— start of DATA SECTION —

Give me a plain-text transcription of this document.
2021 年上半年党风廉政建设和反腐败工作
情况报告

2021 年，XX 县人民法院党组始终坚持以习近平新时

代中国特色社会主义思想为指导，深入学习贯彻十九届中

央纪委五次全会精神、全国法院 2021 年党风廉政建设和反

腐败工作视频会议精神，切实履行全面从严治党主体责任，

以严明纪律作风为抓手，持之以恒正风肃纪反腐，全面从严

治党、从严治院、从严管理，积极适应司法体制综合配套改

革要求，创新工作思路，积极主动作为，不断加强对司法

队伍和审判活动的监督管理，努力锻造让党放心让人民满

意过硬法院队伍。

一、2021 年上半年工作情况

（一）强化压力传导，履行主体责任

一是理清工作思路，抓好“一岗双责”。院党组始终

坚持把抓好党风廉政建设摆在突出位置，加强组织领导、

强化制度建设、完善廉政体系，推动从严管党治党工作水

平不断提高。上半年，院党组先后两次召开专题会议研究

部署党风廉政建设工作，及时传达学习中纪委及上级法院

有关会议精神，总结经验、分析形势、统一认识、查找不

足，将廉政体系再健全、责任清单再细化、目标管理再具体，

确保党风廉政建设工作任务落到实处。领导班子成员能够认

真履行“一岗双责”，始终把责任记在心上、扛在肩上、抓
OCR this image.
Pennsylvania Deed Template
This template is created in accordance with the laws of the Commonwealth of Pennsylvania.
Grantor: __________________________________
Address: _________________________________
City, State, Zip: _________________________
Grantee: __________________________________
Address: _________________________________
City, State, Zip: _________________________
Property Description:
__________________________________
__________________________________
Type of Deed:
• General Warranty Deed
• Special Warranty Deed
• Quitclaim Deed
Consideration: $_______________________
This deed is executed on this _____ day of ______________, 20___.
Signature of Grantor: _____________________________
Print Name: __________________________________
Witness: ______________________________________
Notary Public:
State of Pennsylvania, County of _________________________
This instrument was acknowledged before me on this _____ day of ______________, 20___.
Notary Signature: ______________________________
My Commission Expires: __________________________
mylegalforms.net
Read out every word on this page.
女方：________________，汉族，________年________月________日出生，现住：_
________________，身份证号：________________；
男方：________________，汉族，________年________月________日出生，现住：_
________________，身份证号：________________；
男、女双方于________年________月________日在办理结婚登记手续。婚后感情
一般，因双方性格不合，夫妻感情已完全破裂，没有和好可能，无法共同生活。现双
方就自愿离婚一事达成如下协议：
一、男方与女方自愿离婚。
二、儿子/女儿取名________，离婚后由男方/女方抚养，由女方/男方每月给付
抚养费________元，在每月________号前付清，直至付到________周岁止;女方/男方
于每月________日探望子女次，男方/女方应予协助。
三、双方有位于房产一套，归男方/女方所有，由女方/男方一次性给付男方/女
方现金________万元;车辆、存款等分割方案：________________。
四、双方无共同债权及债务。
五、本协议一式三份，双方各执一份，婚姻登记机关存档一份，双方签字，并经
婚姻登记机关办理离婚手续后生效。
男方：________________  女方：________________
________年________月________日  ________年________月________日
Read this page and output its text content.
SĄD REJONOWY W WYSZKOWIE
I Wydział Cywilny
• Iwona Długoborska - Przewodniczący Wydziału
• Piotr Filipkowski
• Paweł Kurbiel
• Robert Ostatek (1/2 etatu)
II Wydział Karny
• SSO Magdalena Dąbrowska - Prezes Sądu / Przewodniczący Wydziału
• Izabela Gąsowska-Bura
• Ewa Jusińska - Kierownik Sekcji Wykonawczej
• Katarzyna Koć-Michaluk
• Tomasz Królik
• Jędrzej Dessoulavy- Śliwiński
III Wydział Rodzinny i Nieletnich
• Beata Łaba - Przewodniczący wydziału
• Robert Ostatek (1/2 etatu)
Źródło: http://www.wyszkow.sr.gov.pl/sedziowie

— end of DATA SECTION —

EXERCISE INSTRUCTIONS => Transcribe all the entries, keeping each one exactly as it is.

RESPONSE TO THE TASK =>
Give me a plain-text transcription of this document.
2021 年上半年党风廉政建设和反腐败工作
情况报告

2021 年，XX 县人民法院党组始终坚持以习近平新时

代中国特色社会主义思想为指导，深入学习贯彻十九届中

央纪委五次全会精神、全国法院 2021 年党风廉政建设和反

腐败工作视频会议精神，切实履行全面从严治党主体责任，

以严明纪律作风为抓手，持之以恒正风肃纪反腐，全面从严

治党、从严治院、从严管理，积极适应司法体制综合配套改

革要求，创新工作思路，积极主动作为，不断加强对司法

队伍和审判活动的监督管理，努力锻造让党放心让人民满

意过硬法院队伍。

一、2021 年上半年工作情况

（一）强化压力传导，履行主体责任

一是理清工作思路，抓好“一岗双责”。院党组始终

坚持把抓好党风廉政建设摆在突出位置，加强组织领导、

强化制度建设、完善廉政体系，推动从严管党治党工作水

平不断提高。上半年，院党组先后两次召开专题会议研究

部署党风廉政建设工作，及时传达学习中纪委及上级法院

有关会议精神，总结经验、分析形势、统一认识、查找不

足，将廉政体系再健全、责任清单再细化、目标管理再具体，

确保党风廉政建设工作任务落到实处。领导班子成员能够认

真履行“一岗双责”，始终把责任记在心上、扛在肩上、抓
OCR this image.
Pennsylvania Deed Template
This template is created in accordance with the laws of the Commonwealth of Pennsylvania.
Grantor: __________________________________
Address: _________________________________
City, State, Zip: _________________________
Grantee: __________________________________
Address: _________________________________
City, State, Zip: _________________________
Property Description:
__________________________________
__________________________________
Type of Deed:
• General Warranty Deed
• Special Warranty Deed
• Quitclaim Deed
Consideration: $_______________________
This deed is executed on this _____ day of ______________, 20___.
Signature of Grantor: _____________________________
Print Name: __________________________________
Witness: ______________________________________
Notary Public:
State of Pennsylvania, County of _________________________
This instrument was acknowledged before me on this _____ day of ______________, 20___.
Notary Signature: ______________________________
My Commission Expires: __________________________
mylegalforms.net
Read out every word on this page.
女方：________________，汉族，________年________月________日出生，现住：_
________________，身份证号：________________；
男方：________________，汉族，________年________月________日出生，现住：_
________________，身份证号：________________；
男、女双方于________年________月________日在办理结婚登记手续。婚后感情
一般，因双方性格不合，夫妻感情已完全破裂，没有和好可能，无法共同生活。现双
方就自愿离婚一事达成如下协议：
一、男方与女方自愿离婚。
二、儿子/女儿取名________，离婚后由男方/女方抚养，由女方/男方每月给付
抚养费________元，在每月________号前付清，直至付到________周岁止;女方/男方
于每月________日探望子女次，男方/女方应予协助。
三、双方有位于房产一套，归男方/女方所有，由女方/男方一次性给付男方/女
方现金________万元;车辆、存款等分割方案：________________。
四、双方无共同债权及债务。
五、本协议一式三份，双方各执一份，婚姻登记机关存档一份，双方签字，并经
婚姻登记机关办理离婚手续后生效。
男方：________________  女方：________________
________年________月________日  ________年________月________日
Read this page and output its text content.
SĄD REJONOWY W WYSZKOWIE
I Wydział Cywilny
• Iwona Długoborska - Przewodniczący Wydziału
• Piotr Filipkowski
• Paweł Kurbiel
• Robert Ostatek (1/2 etatu)
II Wydział Karny
• SSO Magdalena Dąbrowska - Prezes Sądu / Przewodniczący Wydziału
• Izabela Gąsowska-Bura
• Ewa Jusińska - Kierownik Sekcji Wykonawczej
• Katarzyna Koć-Michaluk
• Tomasz Królik
• Jędrzej Dessoulavy- Śliwiński
III Wydział Rodzinny i Nieletnich
• Beata Łaba - Przewodniczący wydziału
• Robert Ostatek (1/2 etatu)
Źródło: http://www.wyszkow.sr.gov.pl/sedziowie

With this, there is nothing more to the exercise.